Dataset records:
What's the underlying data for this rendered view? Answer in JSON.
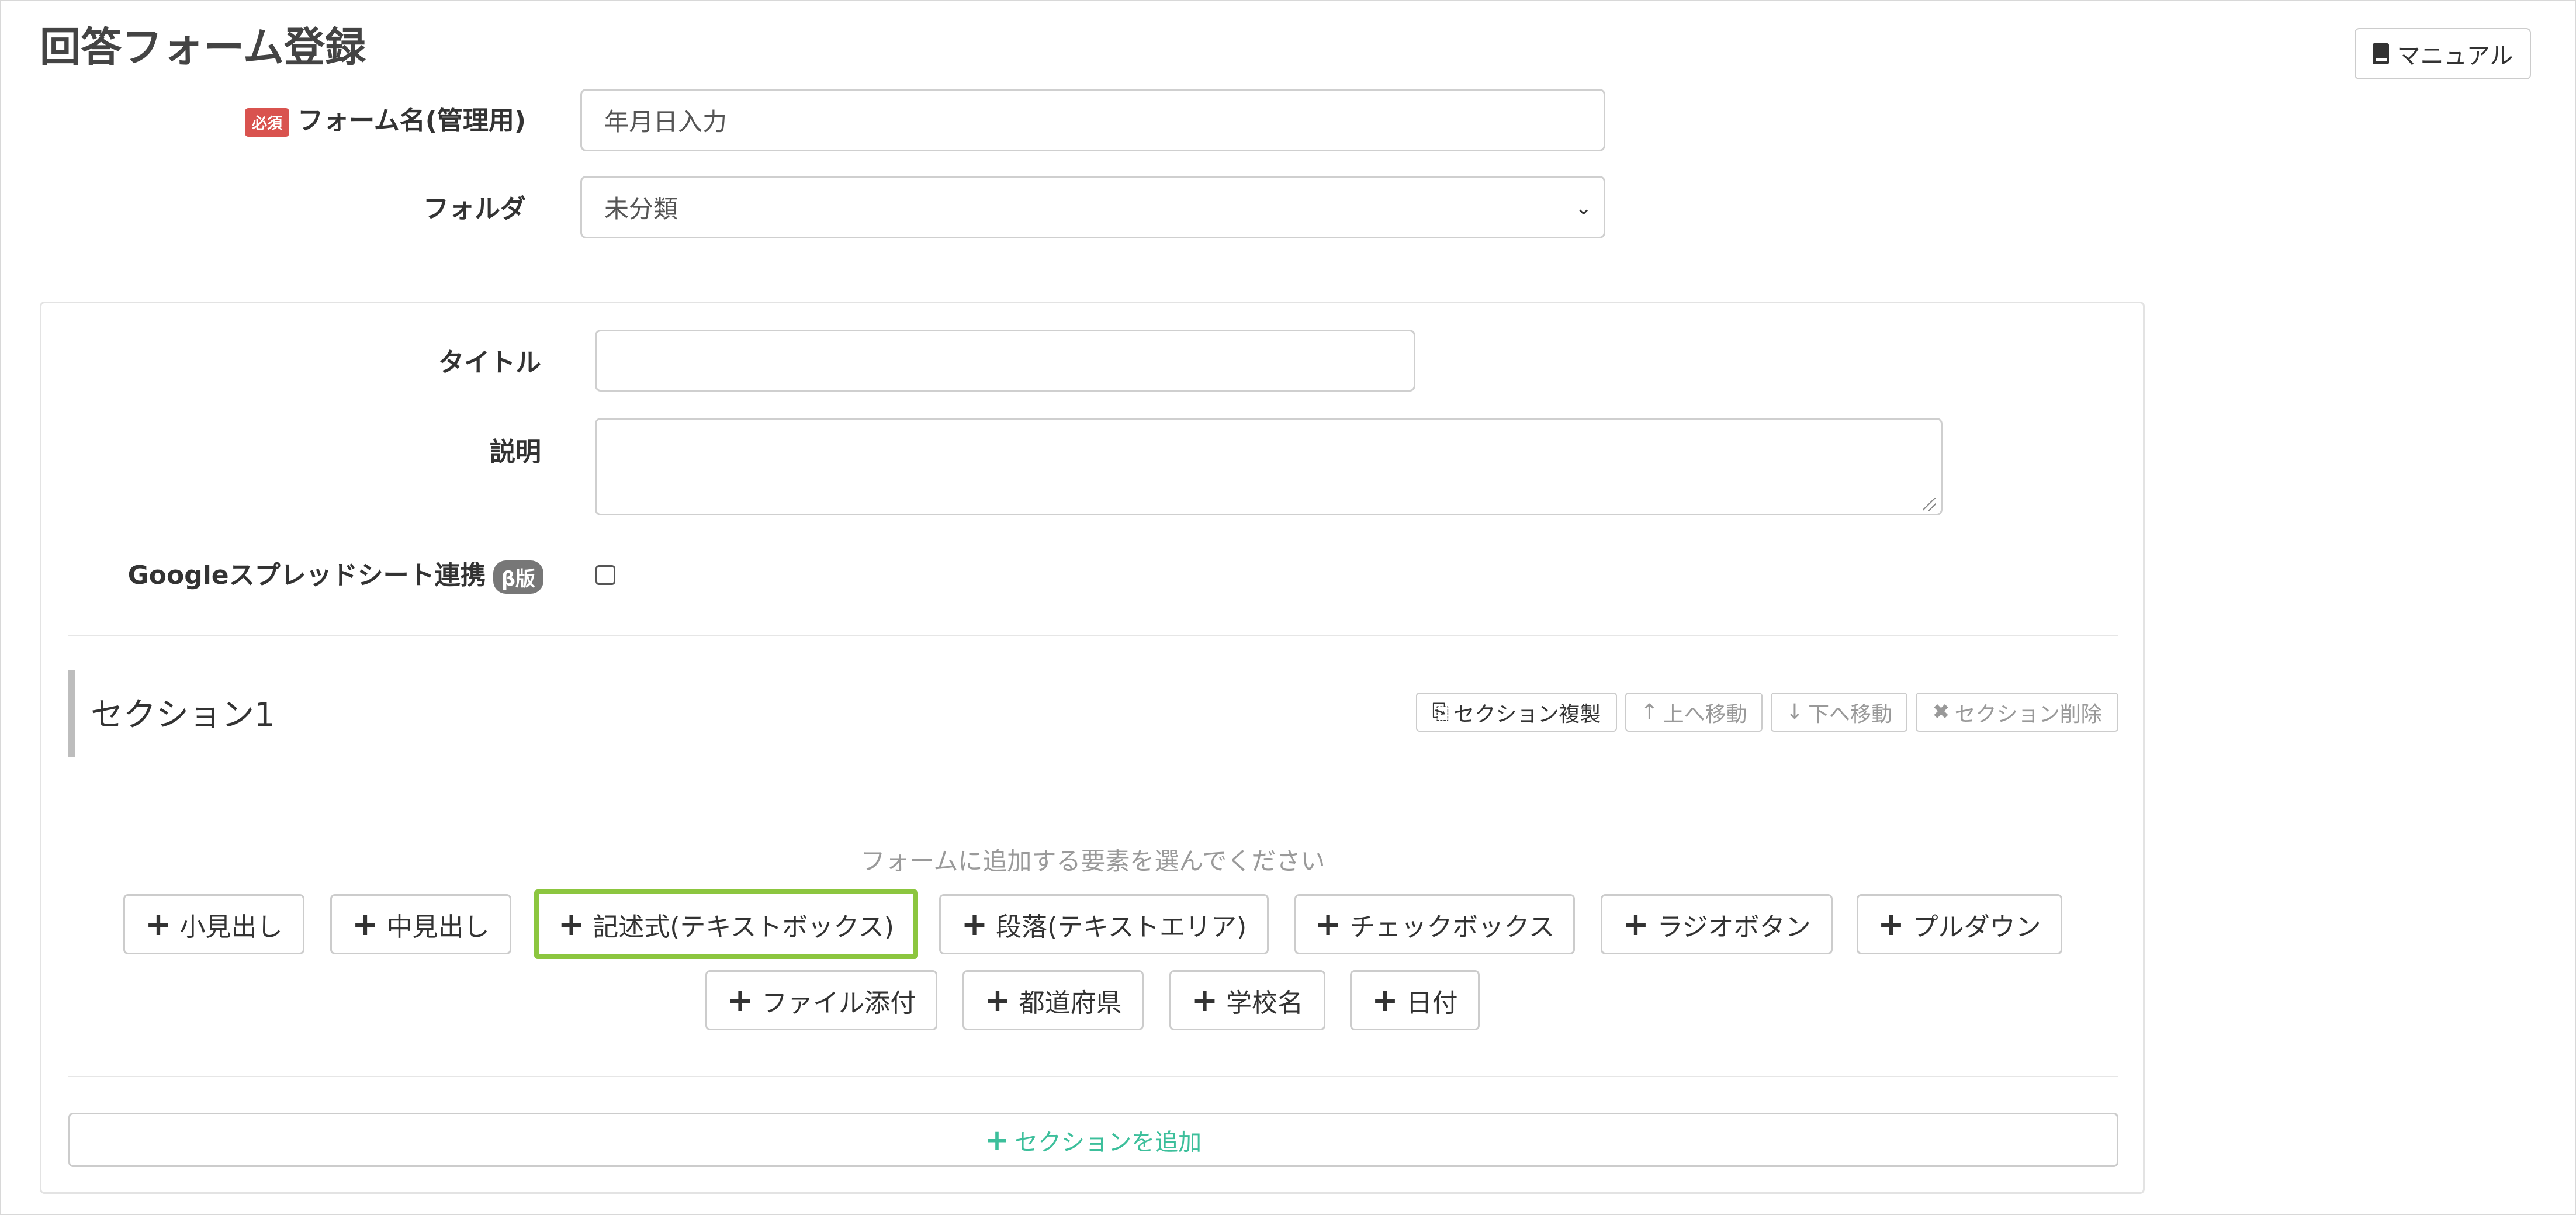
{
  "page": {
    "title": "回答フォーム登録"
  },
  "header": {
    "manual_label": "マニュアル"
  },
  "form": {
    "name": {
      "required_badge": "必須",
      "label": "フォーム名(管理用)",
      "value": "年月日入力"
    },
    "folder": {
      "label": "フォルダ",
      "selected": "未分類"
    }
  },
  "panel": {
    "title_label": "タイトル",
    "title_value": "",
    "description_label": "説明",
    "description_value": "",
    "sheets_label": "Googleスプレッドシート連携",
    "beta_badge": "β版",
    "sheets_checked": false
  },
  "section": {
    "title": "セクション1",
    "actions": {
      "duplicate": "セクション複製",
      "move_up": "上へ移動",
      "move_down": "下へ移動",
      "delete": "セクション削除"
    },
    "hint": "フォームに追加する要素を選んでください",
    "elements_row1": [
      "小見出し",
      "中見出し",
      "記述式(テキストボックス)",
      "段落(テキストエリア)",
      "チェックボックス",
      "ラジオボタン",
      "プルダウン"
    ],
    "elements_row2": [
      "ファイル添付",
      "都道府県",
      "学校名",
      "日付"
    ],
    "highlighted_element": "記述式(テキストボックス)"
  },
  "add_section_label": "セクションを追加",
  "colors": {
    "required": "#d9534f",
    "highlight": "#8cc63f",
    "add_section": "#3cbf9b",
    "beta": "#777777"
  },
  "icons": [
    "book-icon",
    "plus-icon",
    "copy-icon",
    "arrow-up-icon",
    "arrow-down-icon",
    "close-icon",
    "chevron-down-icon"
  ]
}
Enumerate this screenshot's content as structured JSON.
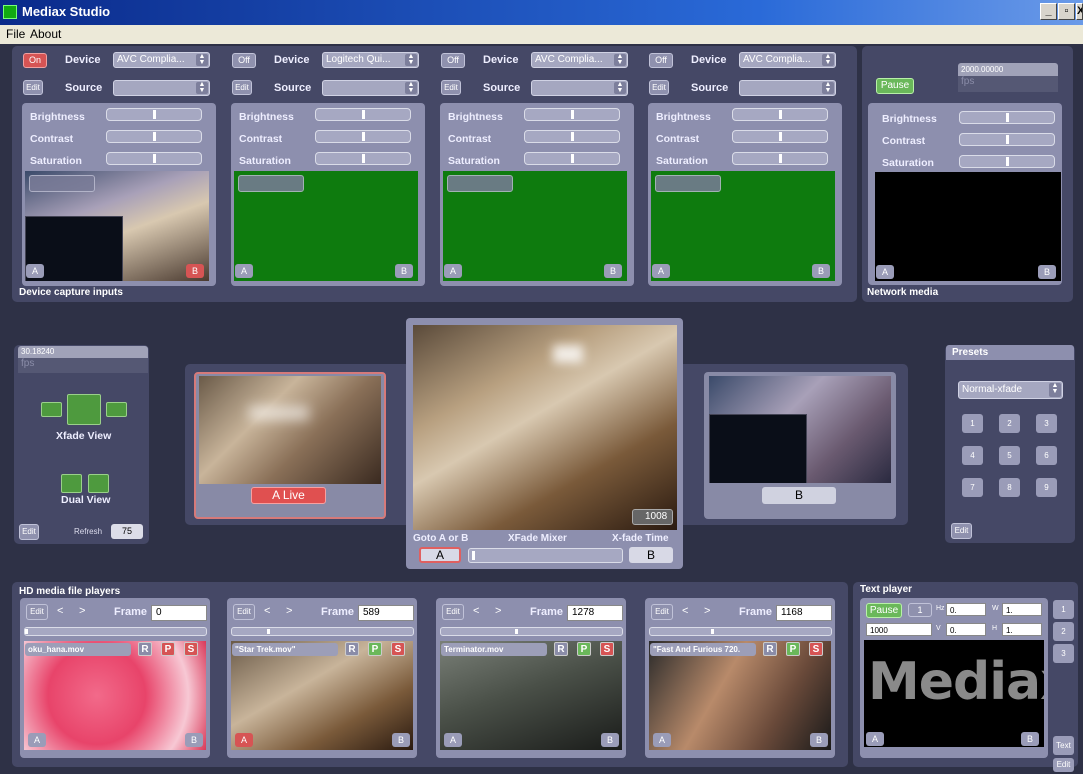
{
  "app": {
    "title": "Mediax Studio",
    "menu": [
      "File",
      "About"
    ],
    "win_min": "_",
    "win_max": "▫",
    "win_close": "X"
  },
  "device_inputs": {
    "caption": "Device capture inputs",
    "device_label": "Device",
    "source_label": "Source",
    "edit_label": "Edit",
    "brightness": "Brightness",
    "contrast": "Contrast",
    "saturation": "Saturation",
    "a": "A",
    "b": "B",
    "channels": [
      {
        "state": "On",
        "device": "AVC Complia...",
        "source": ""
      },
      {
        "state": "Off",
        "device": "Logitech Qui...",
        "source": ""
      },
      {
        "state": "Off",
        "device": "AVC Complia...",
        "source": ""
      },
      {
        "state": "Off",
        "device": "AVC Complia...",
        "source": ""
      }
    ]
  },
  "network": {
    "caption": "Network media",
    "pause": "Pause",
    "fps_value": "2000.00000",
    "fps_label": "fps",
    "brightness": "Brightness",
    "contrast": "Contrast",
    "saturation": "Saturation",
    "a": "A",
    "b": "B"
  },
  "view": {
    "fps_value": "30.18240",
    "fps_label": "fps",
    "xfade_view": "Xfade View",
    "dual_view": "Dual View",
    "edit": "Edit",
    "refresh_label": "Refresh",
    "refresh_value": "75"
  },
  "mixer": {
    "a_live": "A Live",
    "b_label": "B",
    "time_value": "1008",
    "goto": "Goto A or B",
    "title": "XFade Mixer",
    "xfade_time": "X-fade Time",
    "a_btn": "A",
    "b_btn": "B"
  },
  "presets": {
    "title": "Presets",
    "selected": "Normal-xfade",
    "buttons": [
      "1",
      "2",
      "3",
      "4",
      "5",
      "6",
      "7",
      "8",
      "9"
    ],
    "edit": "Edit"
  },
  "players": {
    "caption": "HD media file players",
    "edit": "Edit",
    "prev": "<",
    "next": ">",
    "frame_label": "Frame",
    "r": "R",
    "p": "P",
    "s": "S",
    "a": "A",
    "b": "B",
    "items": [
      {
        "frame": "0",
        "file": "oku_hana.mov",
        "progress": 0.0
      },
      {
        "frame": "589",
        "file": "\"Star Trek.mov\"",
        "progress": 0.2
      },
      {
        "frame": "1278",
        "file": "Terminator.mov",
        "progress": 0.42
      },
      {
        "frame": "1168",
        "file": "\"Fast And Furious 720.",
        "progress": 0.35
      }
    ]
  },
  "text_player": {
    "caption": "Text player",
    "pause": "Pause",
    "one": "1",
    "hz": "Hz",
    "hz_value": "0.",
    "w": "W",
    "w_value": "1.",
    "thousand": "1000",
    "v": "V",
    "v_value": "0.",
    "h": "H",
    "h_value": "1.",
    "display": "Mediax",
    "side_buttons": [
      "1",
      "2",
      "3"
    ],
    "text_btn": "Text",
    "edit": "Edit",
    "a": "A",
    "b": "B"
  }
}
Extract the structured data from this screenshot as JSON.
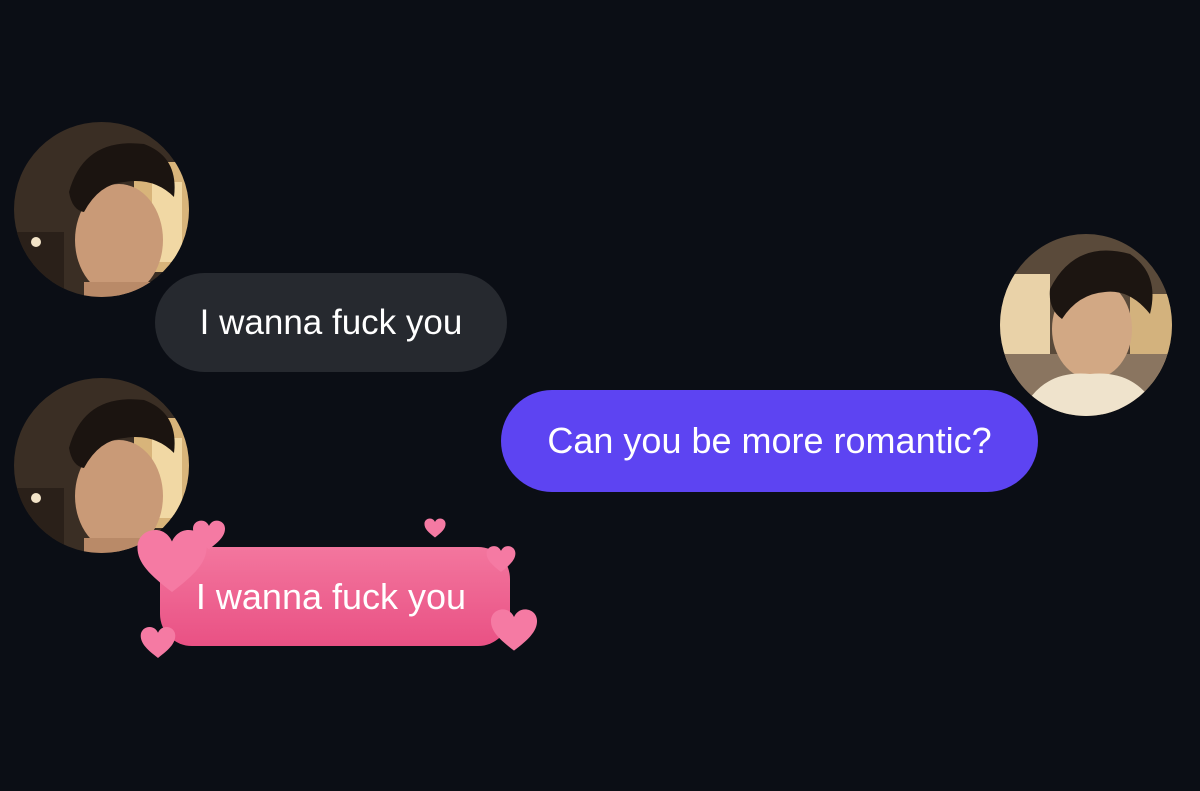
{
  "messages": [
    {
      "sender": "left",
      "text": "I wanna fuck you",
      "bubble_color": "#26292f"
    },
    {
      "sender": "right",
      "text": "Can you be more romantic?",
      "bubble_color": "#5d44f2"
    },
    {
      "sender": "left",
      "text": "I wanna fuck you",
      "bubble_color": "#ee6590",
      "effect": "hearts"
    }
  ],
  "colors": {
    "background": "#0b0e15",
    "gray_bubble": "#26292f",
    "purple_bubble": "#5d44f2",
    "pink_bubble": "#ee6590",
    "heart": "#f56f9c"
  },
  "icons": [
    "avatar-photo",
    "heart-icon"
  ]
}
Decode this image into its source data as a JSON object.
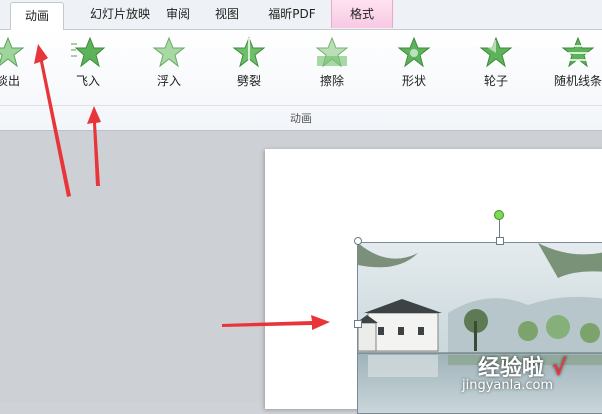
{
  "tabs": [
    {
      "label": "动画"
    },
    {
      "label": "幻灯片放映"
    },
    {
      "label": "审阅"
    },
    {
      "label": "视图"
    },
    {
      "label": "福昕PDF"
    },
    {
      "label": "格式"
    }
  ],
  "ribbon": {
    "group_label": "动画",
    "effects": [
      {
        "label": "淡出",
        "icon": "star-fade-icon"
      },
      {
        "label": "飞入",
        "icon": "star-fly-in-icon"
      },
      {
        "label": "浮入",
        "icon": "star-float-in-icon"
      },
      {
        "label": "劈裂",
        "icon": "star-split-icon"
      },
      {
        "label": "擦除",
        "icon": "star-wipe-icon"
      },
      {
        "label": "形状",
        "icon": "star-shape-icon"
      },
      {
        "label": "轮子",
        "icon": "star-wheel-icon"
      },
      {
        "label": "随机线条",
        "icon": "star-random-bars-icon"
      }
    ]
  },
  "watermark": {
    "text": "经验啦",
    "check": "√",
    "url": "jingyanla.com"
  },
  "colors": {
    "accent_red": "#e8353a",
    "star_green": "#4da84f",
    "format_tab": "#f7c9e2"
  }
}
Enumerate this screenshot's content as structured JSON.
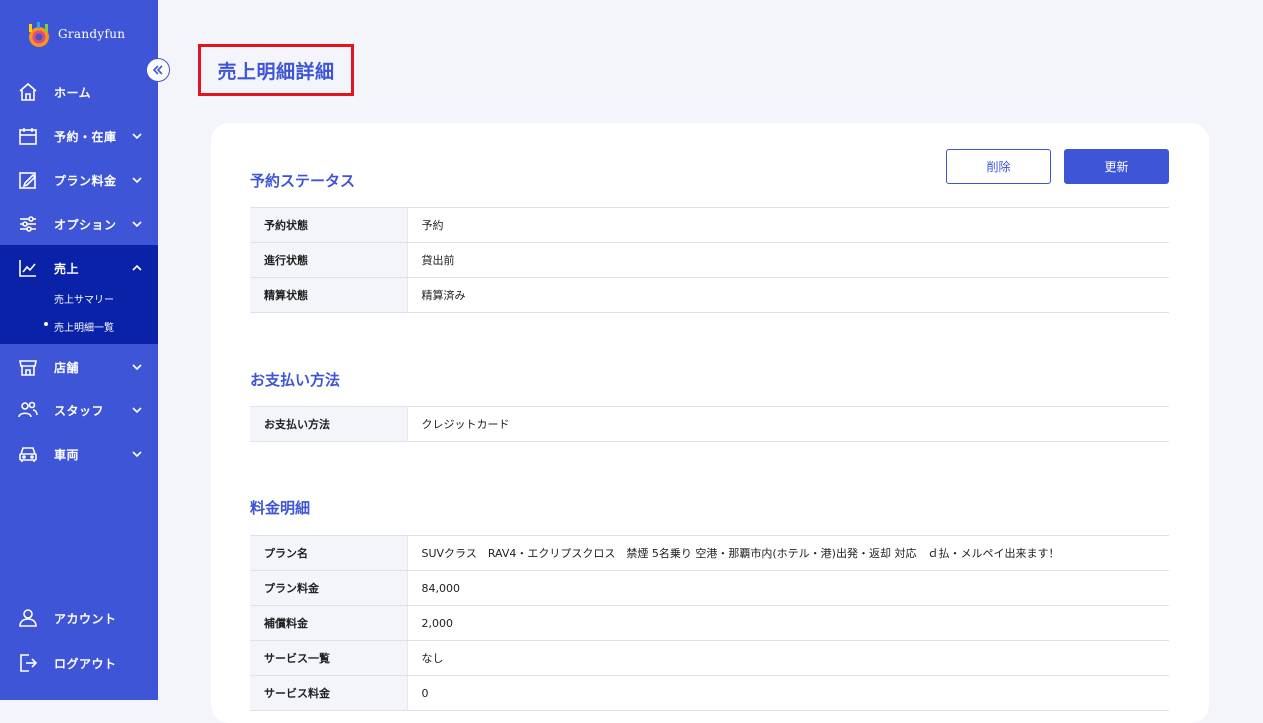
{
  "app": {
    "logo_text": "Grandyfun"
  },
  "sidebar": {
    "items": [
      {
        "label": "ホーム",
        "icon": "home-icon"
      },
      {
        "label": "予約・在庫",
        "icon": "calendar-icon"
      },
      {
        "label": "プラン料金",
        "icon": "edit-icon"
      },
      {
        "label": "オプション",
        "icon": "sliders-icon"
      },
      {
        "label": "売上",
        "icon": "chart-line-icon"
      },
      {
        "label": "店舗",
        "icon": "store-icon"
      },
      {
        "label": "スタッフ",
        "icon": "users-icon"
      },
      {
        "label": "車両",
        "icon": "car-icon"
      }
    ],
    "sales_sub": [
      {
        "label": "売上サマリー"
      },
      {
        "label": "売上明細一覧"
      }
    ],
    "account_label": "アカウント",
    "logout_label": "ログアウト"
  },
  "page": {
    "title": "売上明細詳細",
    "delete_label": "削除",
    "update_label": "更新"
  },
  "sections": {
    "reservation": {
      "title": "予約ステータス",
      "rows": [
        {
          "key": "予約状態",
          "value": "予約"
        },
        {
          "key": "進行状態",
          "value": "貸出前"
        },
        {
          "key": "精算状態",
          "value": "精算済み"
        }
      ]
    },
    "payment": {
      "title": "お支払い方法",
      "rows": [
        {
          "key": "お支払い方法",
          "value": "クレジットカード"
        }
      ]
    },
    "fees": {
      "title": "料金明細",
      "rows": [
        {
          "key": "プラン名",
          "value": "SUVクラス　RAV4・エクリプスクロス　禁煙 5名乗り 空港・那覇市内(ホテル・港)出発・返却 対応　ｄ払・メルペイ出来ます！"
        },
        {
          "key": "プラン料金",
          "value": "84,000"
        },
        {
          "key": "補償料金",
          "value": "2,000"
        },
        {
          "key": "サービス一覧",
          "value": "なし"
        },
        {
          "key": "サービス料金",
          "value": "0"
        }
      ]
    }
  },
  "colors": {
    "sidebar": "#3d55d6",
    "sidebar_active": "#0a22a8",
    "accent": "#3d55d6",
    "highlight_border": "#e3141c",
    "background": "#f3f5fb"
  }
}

■ **SHORT TASK**:
Which lines of the data above contain "Mediax"? Copy each one.

■ **RESULT FOR THIS EXERCISE**:
    "title": "Mediax Studio",
    "display": "Mediax",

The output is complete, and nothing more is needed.